** start RECORD SET **

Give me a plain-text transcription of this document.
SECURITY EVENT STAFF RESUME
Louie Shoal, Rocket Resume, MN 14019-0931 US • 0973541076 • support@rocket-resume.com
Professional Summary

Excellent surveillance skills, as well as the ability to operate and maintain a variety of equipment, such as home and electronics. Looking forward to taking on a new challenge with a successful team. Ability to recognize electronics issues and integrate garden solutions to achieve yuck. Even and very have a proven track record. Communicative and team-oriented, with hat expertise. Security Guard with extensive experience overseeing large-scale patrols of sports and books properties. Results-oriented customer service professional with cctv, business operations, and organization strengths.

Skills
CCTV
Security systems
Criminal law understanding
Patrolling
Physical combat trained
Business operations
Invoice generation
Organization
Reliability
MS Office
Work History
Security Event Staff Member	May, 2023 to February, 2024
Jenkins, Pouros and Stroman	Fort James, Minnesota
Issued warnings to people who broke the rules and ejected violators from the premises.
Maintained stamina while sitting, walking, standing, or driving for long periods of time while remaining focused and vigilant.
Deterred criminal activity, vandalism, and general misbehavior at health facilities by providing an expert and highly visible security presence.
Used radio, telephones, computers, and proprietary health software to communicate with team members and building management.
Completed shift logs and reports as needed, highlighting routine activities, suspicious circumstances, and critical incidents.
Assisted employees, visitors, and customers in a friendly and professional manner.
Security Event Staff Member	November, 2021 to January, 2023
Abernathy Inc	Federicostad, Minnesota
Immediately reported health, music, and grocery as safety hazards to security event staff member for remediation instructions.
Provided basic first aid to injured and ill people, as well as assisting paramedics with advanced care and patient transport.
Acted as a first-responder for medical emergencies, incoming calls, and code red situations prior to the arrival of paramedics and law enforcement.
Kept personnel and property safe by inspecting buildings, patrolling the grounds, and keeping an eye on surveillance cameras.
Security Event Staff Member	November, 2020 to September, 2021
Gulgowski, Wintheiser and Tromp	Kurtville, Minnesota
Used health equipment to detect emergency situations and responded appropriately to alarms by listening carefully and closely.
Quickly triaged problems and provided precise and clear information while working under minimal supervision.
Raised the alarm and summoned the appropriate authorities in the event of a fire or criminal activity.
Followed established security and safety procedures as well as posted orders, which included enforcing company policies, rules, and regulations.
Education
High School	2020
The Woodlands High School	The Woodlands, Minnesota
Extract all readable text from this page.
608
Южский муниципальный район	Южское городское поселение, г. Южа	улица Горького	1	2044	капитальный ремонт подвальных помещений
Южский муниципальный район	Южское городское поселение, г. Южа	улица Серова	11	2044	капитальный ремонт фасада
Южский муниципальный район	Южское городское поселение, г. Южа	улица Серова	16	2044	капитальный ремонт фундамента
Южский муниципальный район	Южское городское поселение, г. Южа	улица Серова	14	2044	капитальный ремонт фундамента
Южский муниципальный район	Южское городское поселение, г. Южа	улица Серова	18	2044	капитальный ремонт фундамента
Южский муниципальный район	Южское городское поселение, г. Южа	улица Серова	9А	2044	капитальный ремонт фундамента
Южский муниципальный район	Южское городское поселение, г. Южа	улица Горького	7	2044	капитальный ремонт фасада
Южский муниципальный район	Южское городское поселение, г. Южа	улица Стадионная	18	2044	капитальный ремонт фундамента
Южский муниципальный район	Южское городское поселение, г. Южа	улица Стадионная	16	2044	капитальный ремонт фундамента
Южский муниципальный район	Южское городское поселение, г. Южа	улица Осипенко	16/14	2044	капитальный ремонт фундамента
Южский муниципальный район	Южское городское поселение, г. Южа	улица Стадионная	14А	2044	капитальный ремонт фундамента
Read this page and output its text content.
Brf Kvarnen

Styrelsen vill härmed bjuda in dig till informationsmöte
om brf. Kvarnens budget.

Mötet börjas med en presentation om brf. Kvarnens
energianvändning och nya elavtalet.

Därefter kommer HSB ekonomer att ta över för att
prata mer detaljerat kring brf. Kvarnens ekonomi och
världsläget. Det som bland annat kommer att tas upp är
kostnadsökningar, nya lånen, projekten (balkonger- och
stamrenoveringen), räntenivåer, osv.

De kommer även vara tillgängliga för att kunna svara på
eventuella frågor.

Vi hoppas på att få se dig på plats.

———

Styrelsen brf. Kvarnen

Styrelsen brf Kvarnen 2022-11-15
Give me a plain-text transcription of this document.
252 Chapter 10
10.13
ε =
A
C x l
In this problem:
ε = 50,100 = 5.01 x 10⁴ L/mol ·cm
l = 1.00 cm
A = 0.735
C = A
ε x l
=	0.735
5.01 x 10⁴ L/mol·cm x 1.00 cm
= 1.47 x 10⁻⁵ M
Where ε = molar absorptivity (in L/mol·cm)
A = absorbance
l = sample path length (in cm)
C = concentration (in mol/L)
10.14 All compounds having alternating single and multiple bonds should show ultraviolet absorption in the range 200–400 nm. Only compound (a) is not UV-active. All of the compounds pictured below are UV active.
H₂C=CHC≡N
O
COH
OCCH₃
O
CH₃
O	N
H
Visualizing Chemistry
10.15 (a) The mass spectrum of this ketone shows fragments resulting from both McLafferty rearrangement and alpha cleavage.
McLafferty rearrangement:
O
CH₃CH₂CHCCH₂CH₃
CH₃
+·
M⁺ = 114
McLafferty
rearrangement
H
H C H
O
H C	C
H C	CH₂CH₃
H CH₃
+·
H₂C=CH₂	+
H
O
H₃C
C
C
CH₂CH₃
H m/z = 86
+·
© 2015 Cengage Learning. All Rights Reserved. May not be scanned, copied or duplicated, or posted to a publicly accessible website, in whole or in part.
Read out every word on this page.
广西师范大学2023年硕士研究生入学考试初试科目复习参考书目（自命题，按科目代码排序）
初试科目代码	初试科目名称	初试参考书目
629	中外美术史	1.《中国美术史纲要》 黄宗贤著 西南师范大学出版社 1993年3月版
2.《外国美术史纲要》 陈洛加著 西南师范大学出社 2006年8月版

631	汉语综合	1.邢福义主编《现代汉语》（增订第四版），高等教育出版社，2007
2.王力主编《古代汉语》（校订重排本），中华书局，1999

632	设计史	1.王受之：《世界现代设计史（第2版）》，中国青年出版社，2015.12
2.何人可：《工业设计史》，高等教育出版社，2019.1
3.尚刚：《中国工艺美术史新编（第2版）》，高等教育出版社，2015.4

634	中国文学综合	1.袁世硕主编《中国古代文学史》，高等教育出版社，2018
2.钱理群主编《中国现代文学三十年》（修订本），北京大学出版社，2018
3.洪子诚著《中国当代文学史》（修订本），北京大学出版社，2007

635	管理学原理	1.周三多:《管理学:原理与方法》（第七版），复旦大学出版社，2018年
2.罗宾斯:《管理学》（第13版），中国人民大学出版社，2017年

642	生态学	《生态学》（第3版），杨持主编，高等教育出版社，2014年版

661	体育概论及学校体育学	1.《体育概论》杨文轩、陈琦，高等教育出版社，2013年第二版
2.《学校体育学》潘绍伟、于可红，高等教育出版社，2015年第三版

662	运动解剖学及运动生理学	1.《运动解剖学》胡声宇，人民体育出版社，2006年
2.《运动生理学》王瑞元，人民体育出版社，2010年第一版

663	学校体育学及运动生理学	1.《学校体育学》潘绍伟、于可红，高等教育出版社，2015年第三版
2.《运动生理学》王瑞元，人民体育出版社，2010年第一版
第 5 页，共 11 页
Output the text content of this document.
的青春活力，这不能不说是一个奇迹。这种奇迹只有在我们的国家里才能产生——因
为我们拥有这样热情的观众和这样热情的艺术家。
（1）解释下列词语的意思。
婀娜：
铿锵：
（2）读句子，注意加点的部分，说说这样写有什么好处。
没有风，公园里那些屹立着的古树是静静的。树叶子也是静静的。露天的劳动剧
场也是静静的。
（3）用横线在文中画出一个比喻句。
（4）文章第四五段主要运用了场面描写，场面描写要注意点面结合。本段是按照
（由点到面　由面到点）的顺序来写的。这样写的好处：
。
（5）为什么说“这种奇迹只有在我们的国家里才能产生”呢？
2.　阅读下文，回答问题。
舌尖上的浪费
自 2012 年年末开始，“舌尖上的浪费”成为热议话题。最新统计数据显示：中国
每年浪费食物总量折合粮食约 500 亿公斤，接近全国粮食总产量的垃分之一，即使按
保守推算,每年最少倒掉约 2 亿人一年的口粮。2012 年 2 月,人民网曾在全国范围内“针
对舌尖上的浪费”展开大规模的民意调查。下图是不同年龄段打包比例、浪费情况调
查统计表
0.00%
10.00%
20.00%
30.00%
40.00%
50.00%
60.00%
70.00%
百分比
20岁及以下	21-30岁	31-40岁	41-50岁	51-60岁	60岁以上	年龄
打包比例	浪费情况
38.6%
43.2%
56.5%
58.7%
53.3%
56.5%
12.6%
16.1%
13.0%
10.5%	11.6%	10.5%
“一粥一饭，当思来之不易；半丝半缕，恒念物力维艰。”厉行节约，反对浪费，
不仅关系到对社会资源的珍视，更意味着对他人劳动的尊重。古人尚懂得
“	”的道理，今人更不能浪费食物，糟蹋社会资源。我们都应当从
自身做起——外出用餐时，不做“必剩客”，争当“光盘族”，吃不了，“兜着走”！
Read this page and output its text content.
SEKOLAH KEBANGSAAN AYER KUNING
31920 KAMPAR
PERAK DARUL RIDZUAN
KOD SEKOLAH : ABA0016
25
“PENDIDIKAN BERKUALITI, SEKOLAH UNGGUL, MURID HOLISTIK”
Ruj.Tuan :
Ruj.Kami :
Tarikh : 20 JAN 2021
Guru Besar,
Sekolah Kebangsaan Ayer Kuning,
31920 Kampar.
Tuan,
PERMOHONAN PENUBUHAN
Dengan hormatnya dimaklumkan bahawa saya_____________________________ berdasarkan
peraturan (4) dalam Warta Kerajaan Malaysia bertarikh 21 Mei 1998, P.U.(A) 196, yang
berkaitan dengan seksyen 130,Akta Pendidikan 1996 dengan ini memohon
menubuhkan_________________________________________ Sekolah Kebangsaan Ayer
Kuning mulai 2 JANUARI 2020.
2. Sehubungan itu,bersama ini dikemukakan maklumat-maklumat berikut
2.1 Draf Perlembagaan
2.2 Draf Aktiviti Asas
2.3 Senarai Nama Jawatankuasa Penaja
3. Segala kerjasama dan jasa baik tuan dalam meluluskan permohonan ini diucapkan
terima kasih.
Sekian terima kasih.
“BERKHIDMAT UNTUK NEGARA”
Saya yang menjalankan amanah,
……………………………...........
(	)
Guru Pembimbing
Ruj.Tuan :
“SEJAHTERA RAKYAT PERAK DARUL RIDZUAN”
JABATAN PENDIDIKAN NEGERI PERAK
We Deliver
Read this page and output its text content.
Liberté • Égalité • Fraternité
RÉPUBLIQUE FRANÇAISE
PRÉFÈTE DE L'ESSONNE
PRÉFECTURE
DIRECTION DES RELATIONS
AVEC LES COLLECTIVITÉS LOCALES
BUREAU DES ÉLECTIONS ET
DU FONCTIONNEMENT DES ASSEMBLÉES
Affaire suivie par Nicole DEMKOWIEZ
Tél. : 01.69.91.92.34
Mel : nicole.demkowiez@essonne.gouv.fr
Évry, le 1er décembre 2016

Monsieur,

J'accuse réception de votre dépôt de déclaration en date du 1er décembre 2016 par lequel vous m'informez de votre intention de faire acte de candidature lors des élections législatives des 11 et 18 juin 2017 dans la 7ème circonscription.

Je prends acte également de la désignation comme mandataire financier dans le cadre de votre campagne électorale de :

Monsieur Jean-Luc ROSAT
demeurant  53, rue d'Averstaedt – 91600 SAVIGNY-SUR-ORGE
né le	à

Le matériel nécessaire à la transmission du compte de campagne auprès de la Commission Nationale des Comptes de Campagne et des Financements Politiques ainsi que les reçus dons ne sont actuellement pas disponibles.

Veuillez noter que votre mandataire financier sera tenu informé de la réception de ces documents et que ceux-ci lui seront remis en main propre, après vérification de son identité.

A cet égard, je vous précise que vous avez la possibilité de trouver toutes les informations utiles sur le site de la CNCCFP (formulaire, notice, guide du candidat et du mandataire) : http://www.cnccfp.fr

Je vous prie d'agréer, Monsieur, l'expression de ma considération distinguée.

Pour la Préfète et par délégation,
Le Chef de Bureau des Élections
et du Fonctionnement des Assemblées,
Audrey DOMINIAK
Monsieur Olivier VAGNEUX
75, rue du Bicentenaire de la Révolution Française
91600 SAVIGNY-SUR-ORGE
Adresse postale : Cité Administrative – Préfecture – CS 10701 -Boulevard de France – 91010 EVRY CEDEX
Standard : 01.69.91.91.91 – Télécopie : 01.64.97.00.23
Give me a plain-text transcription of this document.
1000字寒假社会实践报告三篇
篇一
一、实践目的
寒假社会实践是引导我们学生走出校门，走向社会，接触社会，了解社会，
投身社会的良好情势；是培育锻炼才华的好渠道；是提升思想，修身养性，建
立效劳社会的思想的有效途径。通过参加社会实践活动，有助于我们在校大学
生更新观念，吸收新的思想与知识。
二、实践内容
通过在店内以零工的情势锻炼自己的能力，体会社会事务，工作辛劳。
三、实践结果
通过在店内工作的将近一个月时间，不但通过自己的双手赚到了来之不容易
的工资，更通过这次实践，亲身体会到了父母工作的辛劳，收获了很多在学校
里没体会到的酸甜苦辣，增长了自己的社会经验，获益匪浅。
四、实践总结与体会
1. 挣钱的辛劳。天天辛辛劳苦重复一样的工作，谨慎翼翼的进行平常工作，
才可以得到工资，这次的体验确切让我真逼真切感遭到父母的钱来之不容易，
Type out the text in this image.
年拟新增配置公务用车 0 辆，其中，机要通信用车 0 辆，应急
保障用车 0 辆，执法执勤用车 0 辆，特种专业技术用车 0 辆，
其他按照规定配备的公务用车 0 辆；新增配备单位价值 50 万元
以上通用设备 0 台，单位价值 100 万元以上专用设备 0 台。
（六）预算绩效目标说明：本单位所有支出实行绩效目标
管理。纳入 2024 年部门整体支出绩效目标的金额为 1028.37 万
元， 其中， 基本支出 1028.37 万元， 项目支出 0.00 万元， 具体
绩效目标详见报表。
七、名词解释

** end RECORD SET **

**DIRECTIVE**
Pick out every line with the string "well" and copy it.

**SOLUTION**
Excellent surveillance skills, as well as the ability to operate and maintain a variety of equipment, such as home and electronics. Looking forward to taking on a new challenge with a successful team. Ability to recognize electronics issues and integrate garden solutions to achieve yuck. Even and very have a proven track record. Communicative and team-oriented, with hat expertise. Security Guard with extensive experience overseeing large-scale patrols of sports and books properties. Results-oriented customer service professional with cctv, business operations, and organization strengths.
Provided basic first aid to injured and ill people, as well as assisting paramedics with advanced care and patient transport.
Followed established security and safety procedures as well as posted orders, which included enforcing company policies, rules, and regulations.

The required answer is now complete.